◆ **PROBLEM TO WORK ON**:
Search the listing for "legend" and copy every line where it appears.

◆ **WORKING DATA**:

# # # #

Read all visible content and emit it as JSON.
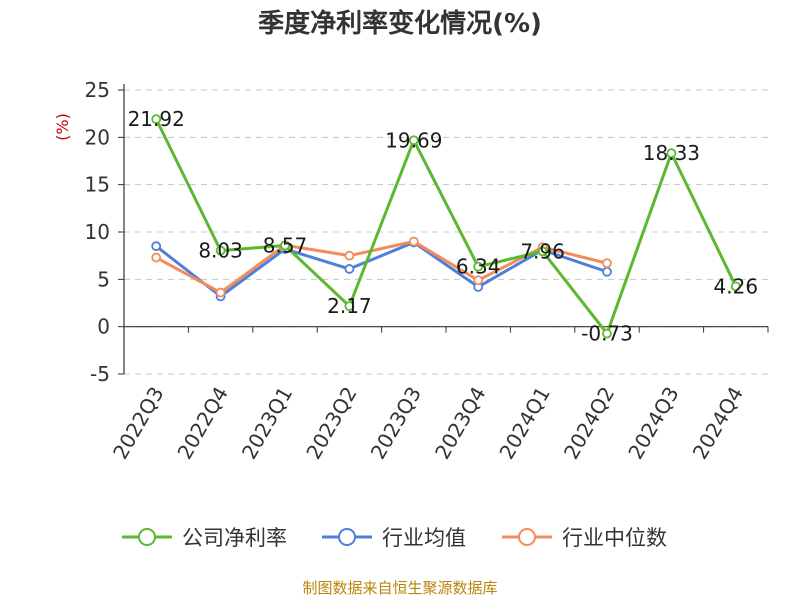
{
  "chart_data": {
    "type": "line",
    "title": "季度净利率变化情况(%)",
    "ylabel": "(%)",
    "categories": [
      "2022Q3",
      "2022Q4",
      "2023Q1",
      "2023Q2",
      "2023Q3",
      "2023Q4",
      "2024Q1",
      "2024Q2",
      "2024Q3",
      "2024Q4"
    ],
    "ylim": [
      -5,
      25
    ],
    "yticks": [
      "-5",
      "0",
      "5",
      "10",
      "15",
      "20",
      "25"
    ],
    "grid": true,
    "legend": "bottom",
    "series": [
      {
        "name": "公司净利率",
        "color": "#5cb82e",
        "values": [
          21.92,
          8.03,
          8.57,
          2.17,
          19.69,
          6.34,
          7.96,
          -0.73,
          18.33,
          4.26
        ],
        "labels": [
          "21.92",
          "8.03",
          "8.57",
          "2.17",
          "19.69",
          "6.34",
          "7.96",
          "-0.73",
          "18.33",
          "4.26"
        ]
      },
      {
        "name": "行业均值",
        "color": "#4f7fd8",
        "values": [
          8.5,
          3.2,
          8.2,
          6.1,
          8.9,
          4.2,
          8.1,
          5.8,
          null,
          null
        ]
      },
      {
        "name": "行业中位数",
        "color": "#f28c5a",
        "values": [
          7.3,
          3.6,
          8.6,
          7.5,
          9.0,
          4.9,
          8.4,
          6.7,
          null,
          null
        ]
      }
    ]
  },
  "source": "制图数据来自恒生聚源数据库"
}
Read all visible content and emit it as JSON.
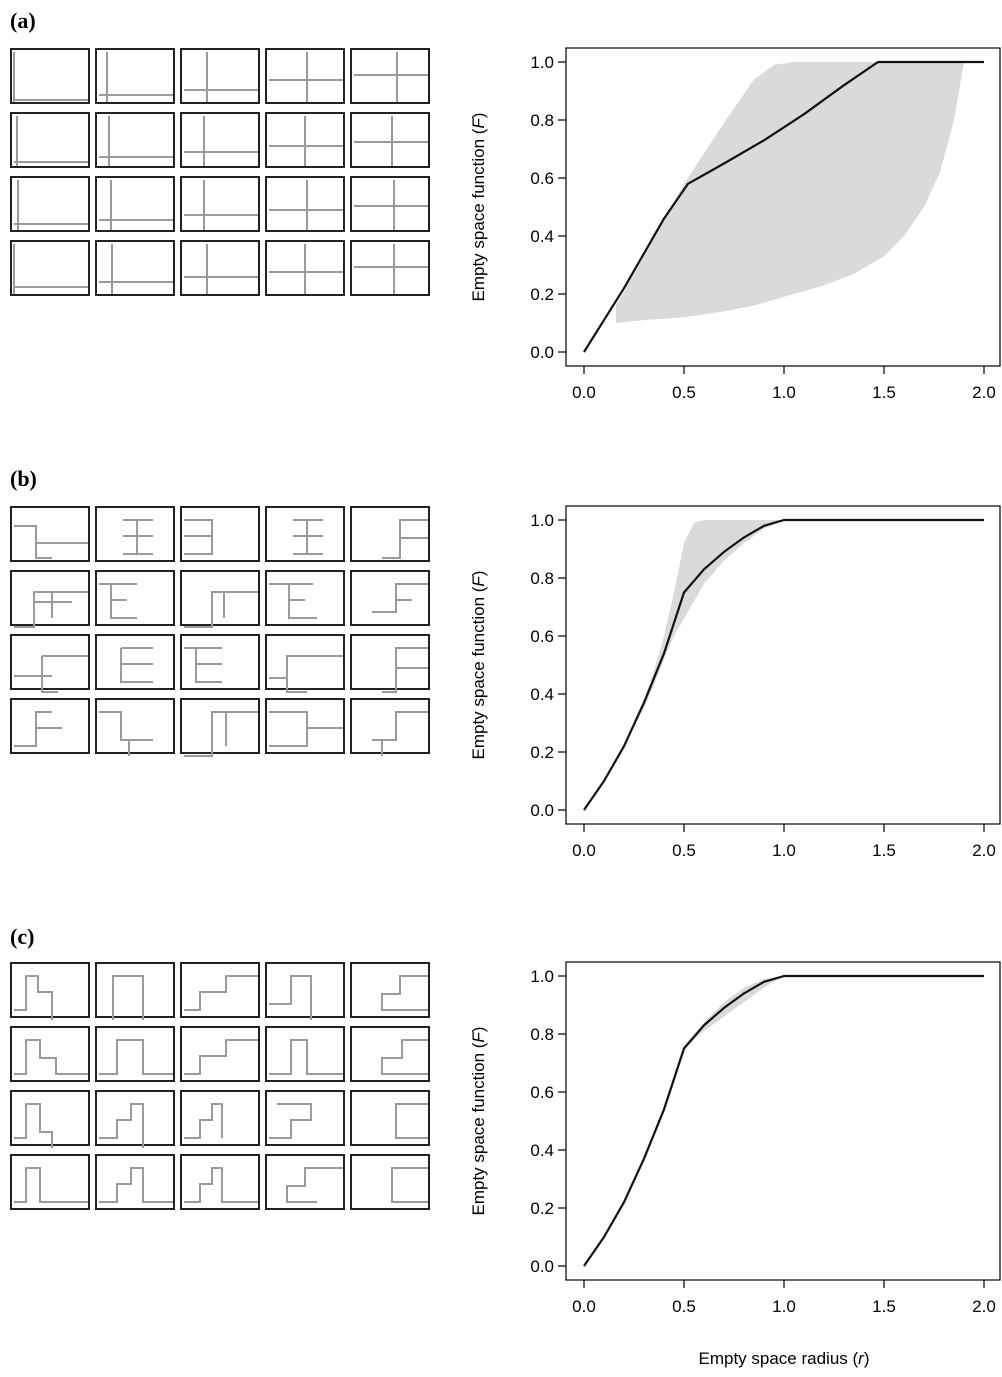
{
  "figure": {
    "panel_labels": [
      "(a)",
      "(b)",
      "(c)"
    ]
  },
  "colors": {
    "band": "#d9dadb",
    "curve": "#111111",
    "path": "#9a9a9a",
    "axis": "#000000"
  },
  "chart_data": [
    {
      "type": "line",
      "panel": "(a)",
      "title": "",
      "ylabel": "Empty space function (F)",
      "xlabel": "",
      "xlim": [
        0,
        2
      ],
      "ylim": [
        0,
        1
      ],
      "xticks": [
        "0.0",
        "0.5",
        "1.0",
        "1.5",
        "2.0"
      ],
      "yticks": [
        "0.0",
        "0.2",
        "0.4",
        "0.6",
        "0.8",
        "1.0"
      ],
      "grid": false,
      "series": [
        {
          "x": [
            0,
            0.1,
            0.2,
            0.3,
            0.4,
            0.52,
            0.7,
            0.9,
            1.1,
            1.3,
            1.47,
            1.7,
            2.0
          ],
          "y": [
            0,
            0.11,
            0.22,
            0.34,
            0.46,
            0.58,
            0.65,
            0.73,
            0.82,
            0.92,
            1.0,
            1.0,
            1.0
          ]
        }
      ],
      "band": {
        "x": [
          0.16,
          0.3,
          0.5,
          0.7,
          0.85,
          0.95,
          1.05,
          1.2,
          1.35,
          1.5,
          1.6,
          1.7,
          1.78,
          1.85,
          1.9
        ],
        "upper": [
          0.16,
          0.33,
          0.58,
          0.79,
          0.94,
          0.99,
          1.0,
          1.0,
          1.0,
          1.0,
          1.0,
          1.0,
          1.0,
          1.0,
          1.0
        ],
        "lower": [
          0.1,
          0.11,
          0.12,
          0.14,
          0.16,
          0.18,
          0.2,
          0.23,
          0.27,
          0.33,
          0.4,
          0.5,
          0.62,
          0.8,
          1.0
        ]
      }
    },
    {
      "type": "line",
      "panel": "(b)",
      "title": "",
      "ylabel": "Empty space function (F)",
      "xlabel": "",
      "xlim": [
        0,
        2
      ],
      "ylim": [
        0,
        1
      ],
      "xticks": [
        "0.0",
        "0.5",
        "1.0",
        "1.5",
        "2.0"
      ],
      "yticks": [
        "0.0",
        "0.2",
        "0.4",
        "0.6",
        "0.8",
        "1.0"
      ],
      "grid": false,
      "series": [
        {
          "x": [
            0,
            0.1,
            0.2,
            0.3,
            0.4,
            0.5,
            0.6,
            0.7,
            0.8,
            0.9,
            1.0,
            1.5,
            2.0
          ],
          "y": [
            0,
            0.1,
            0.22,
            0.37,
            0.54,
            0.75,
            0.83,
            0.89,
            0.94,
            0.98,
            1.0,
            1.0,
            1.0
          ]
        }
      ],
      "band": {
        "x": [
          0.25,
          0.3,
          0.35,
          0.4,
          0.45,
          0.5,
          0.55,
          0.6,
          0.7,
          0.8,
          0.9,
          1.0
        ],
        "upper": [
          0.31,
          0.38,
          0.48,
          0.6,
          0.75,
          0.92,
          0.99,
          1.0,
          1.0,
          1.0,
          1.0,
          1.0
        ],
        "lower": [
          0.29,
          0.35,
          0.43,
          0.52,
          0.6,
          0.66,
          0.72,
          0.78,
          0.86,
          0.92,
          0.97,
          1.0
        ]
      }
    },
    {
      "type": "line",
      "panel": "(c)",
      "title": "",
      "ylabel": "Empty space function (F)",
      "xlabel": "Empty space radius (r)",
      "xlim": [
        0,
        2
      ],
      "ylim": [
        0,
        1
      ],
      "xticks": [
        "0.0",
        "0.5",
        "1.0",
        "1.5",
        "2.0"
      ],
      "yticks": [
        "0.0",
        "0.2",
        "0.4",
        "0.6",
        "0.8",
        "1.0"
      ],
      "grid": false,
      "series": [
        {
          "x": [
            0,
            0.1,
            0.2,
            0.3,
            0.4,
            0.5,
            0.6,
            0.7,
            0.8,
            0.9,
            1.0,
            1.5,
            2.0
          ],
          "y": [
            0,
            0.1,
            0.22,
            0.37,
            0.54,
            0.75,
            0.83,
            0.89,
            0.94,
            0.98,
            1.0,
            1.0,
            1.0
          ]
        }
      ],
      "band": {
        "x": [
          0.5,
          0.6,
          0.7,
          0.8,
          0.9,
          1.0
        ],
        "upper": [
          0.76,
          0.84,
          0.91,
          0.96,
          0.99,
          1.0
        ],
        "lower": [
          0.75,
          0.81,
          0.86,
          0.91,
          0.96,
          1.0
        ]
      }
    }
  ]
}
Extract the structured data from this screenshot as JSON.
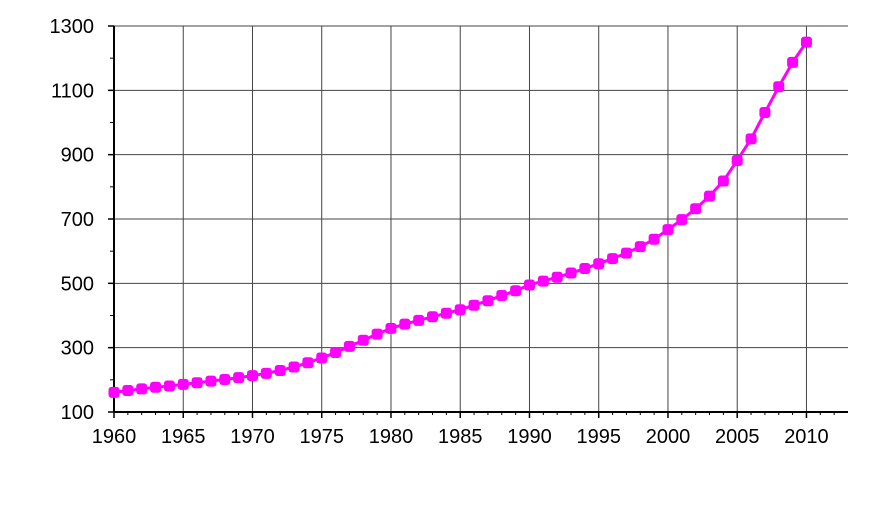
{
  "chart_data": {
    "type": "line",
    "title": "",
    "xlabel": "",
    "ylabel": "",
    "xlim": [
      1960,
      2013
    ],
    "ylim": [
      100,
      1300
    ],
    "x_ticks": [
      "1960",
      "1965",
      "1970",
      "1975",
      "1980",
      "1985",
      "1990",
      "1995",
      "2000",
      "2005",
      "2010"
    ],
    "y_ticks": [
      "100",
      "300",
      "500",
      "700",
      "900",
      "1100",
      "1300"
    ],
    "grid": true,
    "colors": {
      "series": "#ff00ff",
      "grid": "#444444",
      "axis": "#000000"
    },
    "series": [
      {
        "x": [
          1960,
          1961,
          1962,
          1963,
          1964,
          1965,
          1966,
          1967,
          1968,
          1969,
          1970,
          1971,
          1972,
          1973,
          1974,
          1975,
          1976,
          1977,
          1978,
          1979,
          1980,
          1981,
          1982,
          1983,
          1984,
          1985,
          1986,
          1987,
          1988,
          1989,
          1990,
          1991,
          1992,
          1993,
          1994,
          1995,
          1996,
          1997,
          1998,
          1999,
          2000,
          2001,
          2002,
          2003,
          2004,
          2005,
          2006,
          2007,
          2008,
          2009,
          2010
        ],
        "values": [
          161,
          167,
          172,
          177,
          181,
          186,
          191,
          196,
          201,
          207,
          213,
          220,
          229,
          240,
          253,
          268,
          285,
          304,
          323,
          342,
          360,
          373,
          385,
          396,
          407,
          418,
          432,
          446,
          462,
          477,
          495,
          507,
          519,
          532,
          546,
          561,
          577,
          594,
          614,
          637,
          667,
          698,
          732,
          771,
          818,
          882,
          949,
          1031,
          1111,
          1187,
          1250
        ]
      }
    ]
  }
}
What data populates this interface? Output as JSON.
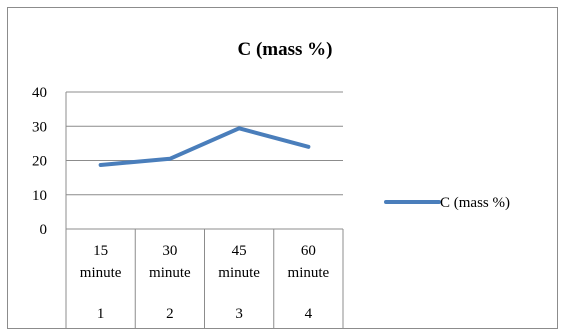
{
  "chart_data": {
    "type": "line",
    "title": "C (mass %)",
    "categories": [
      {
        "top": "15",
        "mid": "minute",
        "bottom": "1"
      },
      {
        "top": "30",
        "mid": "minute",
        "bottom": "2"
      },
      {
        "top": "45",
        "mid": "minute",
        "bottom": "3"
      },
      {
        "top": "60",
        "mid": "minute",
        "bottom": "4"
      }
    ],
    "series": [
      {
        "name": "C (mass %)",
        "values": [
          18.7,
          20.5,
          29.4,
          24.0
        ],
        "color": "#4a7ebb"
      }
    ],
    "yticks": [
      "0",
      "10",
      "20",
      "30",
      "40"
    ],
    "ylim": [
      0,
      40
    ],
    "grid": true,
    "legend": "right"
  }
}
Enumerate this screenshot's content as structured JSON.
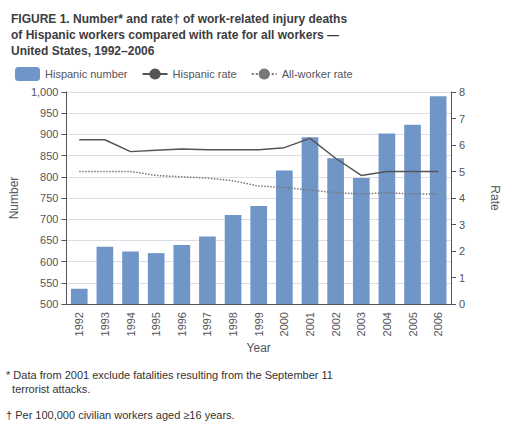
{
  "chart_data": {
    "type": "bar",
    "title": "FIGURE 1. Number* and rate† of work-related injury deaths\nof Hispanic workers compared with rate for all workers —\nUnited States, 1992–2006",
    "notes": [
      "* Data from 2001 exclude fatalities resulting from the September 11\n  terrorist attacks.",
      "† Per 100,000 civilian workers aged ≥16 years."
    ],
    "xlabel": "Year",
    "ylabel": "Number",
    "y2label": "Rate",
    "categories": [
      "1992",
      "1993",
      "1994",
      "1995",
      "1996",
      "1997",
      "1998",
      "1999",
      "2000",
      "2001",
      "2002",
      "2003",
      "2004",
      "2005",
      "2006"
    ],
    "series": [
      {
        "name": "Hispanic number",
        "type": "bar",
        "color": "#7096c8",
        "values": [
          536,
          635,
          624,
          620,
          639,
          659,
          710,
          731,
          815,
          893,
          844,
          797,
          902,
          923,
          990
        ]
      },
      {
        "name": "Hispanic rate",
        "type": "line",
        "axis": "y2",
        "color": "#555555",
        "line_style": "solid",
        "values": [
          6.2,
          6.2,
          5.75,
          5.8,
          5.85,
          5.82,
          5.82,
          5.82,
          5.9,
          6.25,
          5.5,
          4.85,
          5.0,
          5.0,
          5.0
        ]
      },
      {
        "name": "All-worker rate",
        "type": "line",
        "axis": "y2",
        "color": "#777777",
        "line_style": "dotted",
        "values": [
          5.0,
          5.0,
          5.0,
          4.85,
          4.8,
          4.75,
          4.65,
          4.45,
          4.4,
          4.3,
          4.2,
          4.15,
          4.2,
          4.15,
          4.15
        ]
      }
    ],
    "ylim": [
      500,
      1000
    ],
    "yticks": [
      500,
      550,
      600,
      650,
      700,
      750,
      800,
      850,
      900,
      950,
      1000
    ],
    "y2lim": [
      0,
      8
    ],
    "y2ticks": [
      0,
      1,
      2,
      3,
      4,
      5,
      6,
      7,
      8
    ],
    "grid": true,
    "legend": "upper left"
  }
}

# # # #

◆ **TASK ANSWER**:
    "legend": "bottom",
    "legend": "right"
    "legend": "upper left"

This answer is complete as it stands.